STATED GOAL: Transcribe the material in full. Nothing should differ except that the pictures are left out.

LISTED ENTRIES:
++++++++

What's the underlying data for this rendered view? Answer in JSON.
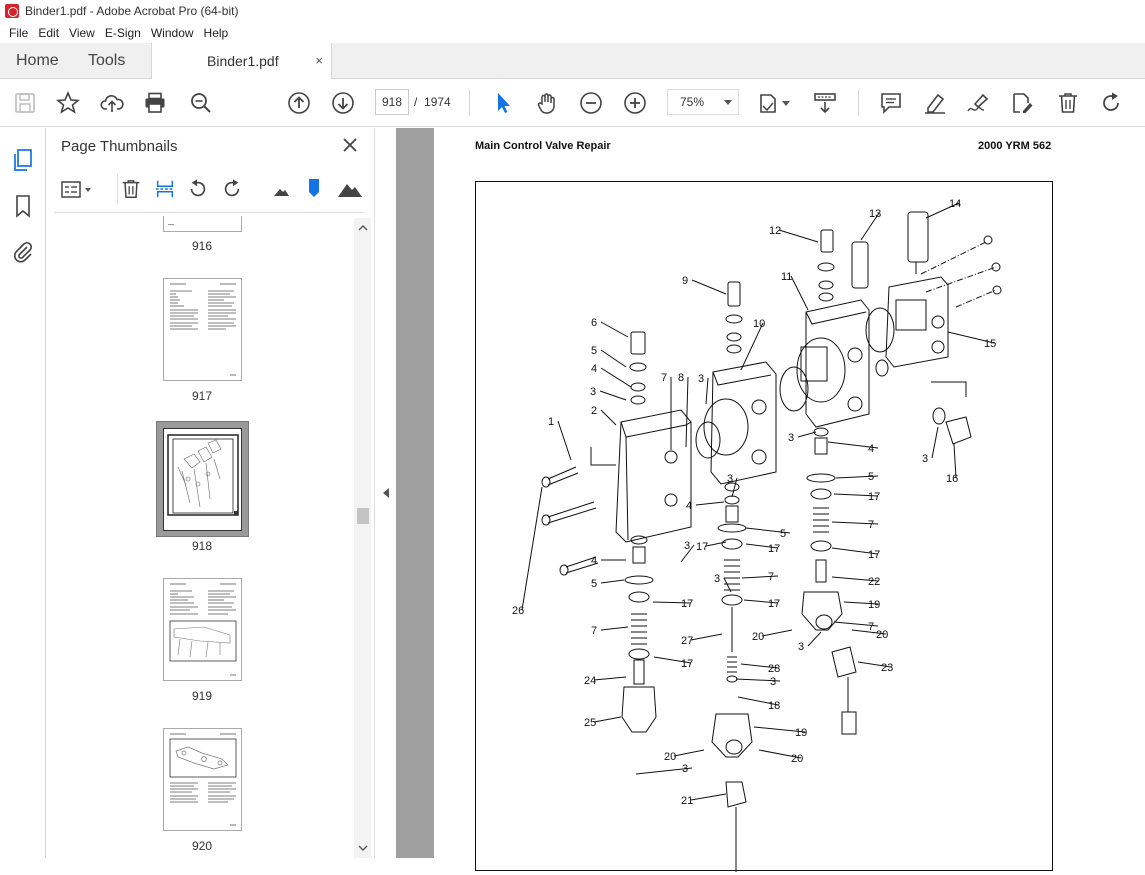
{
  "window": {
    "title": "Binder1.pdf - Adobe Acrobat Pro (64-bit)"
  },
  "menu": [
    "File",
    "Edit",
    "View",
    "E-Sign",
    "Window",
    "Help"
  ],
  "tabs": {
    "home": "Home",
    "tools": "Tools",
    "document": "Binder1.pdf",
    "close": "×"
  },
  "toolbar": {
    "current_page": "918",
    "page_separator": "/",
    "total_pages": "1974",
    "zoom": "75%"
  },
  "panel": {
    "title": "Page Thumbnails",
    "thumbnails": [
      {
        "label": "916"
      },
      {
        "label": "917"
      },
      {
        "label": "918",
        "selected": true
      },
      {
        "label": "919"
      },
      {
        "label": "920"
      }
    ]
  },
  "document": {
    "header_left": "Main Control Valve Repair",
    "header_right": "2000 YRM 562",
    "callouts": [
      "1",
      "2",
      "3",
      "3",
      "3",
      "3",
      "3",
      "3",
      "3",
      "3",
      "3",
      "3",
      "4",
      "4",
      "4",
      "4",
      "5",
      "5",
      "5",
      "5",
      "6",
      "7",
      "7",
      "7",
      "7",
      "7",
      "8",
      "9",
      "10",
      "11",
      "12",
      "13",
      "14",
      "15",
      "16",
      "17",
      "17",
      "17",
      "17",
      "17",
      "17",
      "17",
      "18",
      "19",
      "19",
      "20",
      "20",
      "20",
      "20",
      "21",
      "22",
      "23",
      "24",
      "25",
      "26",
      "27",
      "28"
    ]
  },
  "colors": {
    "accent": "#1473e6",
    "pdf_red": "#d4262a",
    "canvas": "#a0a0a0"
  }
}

++++++++

EXERCISE ANSWER:
What's the underlying data for this rendered view? Answer in JSON.
{
  "window": {
    "title": "Binder1.pdf - Adobe Acrobat Pro (64-bit)"
  },
  "menu": [
    "File",
    "Edit",
    "View",
    "E-Sign",
    "Window",
    "Help"
  ],
  "tabs": {
    "home": "Home",
    "tools": "Tools",
    "document": "Binder1.pdf",
    "close": "×"
  },
  "toolbar": {
    "current_page": "918",
    "page_separator": "/",
    "total_pages": "1974",
    "zoom": "75%"
  },
  "panel": {
    "title": "Page Thumbnails",
    "thumbnails": [
      {
        "label": "916"
      },
      {
        "label": "917"
      },
      {
        "label": "918",
        "selected": true
      },
      {
        "label": "919"
      },
      {
        "label": "920"
      }
    ]
  },
  "document": {
    "header_left": "Main Control Valve Repair",
    "header_right": "2000 YRM 562",
    "callouts": [
      "1",
      "2",
      "3",
      "3",
      "3",
      "3",
      "3",
      "3",
      "3",
      "3",
      "3",
      "3",
      "4",
      "4",
      "4",
      "4",
      "5",
      "5",
      "5",
      "5",
      "6",
      "7",
      "7",
      "7",
      "7",
      "7",
      "8",
      "9",
      "10",
      "11",
      "12",
      "13",
      "14",
      "15",
      "16",
      "17",
      "17",
      "17",
      "17",
      "17",
      "17",
      "17",
      "18",
      "19",
      "19",
      "20",
      "20",
      "20",
      "20",
      "21",
      "22",
      "23",
      "24",
      "25",
      "26",
      "27",
      "28"
    ]
  },
  "colors": {
    "accent": "#1473e6",
    "pdf_red": "#d4262a",
    "canvas": "#a0a0a0"
  }
}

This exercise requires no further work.